[Raw records]
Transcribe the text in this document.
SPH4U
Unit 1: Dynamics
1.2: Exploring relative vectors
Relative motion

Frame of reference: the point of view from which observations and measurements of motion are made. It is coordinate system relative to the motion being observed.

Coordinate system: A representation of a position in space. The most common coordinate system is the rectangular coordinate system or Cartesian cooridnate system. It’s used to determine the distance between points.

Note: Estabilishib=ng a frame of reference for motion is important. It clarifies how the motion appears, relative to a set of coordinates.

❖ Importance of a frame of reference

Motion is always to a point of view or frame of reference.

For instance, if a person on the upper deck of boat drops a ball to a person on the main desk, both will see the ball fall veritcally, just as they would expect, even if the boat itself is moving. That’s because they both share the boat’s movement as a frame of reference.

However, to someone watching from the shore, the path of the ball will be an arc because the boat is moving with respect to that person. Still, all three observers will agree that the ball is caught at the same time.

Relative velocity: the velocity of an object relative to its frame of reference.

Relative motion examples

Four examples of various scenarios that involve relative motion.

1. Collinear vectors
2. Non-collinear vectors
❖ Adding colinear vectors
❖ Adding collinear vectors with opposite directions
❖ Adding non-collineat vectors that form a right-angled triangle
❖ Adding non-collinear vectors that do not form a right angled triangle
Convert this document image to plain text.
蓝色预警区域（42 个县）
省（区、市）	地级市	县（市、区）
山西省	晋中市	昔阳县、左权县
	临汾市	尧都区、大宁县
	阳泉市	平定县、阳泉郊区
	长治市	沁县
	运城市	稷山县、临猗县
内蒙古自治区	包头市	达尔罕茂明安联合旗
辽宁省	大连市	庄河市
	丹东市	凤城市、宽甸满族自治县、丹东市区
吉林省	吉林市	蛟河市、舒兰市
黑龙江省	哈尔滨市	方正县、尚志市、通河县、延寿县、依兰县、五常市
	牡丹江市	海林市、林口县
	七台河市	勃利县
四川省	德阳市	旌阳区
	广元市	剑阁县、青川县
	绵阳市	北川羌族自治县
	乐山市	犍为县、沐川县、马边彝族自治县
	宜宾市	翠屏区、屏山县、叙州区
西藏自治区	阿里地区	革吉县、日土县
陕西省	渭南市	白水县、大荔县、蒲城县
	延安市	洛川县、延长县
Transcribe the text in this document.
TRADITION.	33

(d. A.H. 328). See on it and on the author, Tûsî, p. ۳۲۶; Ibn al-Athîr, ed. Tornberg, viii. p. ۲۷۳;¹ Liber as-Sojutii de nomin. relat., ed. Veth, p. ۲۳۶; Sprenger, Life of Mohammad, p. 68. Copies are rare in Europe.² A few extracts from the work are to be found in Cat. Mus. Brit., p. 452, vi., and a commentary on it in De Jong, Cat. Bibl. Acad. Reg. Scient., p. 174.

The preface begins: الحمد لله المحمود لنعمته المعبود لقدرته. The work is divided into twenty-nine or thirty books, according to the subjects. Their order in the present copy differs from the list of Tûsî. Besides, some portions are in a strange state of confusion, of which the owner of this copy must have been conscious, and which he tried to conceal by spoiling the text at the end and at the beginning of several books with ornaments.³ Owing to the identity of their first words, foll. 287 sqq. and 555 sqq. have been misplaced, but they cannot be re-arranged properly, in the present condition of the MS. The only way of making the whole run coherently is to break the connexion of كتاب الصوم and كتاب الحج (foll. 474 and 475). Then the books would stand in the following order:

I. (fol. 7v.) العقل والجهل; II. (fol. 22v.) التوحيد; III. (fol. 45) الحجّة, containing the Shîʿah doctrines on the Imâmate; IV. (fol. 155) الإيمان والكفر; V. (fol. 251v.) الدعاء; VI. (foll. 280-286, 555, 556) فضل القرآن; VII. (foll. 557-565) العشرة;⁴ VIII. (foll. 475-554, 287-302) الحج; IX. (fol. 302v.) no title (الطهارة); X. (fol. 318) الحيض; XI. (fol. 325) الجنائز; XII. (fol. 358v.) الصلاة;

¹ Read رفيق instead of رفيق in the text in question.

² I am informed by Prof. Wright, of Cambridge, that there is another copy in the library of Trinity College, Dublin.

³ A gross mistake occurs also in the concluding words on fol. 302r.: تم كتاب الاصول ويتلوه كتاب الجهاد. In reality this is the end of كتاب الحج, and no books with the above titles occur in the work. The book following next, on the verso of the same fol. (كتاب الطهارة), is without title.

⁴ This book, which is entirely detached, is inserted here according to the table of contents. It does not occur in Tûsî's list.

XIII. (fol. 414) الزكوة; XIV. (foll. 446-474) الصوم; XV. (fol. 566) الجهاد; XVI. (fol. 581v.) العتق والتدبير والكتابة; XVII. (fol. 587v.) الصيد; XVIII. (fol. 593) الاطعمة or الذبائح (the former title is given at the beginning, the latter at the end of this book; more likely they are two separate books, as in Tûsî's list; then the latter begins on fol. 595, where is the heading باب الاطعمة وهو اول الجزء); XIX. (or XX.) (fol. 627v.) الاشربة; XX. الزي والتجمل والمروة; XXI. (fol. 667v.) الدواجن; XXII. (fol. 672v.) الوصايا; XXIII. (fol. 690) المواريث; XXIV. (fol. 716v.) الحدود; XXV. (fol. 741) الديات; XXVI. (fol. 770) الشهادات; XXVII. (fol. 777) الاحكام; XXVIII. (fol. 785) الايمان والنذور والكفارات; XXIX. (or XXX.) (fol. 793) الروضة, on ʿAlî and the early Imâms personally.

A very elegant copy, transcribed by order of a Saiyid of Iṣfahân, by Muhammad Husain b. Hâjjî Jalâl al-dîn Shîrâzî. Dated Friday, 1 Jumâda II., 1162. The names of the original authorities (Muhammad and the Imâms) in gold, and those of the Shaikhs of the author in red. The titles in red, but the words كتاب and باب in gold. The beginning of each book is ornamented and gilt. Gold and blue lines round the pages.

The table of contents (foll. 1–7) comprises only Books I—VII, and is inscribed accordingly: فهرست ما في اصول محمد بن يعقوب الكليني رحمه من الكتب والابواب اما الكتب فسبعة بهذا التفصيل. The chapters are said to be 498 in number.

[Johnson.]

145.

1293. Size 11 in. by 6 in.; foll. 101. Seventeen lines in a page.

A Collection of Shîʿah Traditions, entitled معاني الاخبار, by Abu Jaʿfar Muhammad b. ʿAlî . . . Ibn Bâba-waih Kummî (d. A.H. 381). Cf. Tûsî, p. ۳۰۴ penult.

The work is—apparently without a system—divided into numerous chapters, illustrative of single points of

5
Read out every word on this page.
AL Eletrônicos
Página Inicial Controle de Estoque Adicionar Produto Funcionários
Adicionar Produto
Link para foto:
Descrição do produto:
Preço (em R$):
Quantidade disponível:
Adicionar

_The request_
Count each line of the entries that holds the word "system", then state the total and nothing more.

_Response below_
3